* Begin ENTRIES PROVIDED *

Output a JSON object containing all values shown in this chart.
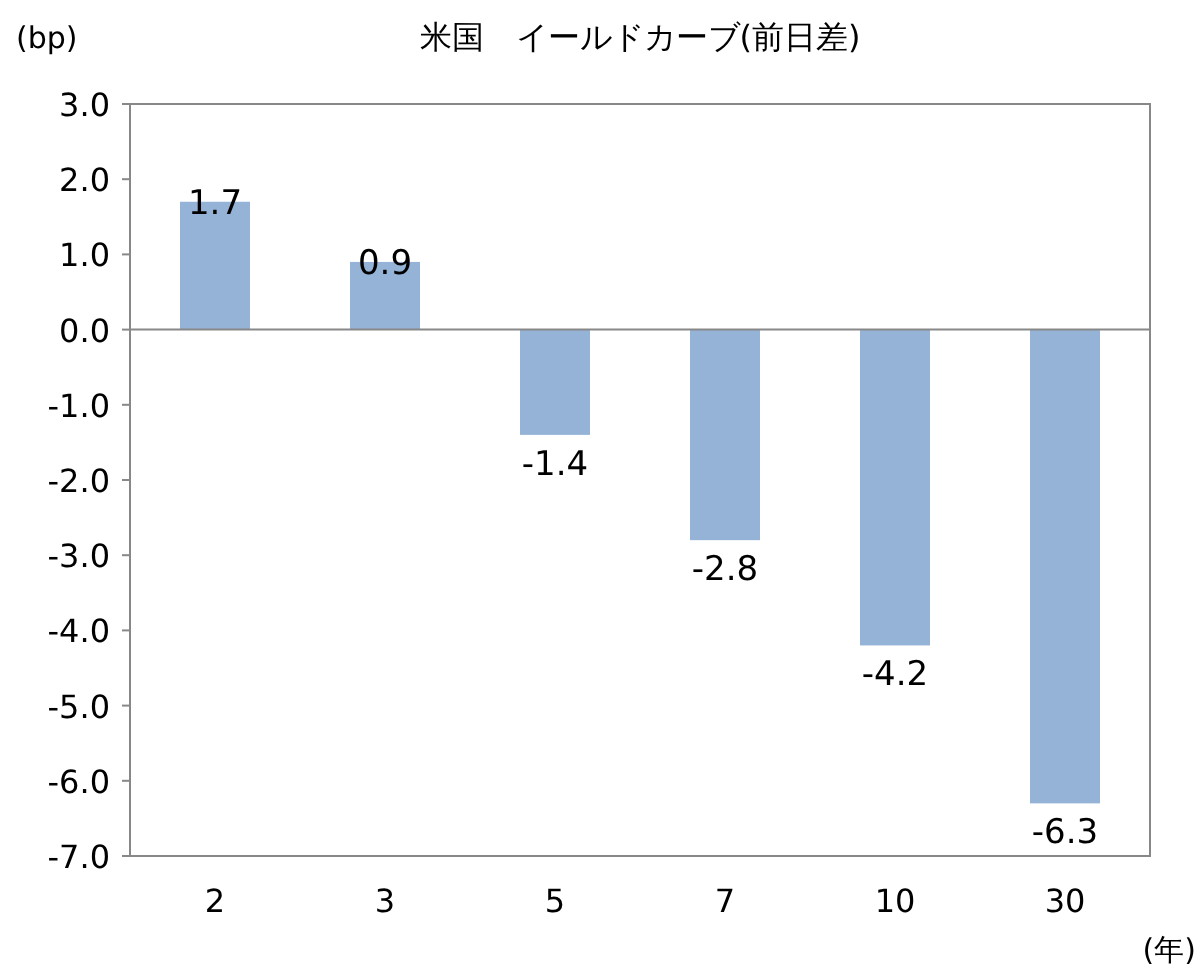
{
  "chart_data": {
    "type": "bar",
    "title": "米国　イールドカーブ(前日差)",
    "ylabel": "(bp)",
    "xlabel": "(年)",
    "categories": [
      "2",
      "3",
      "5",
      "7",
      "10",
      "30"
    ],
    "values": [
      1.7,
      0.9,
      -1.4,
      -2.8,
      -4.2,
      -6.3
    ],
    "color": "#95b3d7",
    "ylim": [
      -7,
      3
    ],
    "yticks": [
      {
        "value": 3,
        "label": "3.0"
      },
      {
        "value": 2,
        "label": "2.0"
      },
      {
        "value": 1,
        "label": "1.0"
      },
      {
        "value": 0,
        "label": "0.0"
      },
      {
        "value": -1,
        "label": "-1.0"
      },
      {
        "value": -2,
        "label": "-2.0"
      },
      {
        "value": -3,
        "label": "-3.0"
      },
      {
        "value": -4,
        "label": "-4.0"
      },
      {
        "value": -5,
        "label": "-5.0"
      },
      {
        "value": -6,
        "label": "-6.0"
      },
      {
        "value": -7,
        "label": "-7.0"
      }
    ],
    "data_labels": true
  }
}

* End ENTRIES PROVIDED *

Word for word, quote the full listing, omitting every picture.

— EXERCISE SOLUTION —
Output a JSON object containing all values shown in this chart.
{
  "chart_data": {
    "type": "bar",
    "title": "米国　イールドカーブ(前日差)",
    "ylabel": "(bp)",
    "xlabel": "(年)",
    "categories": [
      "2",
      "3",
      "5",
      "7",
      "10",
      "30"
    ],
    "values": [
      1.7,
      0.9,
      -1.4,
      -2.8,
      -4.2,
      -6.3
    ],
    "color": "#95b3d7",
    "ylim": [
      -7,
      3
    ],
    "yticks": [
      {
        "value": 3,
        "label": "3.0"
      },
      {
        "value": 2,
        "label": "2.0"
      },
      {
        "value": 1,
        "label": "1.0"
      },
      {
        "value": 0,
        "label": "0.0"
      },
      {
        "value": -1,
        "label": "-1.0"
      },
      {
        "value": -2,
        "label": "-2.0"
      },
      {
        "value": -3,
        "label": "-3.0"
      },
      {
        "value": -4,
        "label": "-4.0"
      },
      {
        "value": -5,
        "label": "-5.0"
      },
      {
        "value": -6,
        "label": "-6.0"
      },
      {
        "value": -7,
        "label": "-7.0"
      }
    ],
    "data_labels": true
  }
}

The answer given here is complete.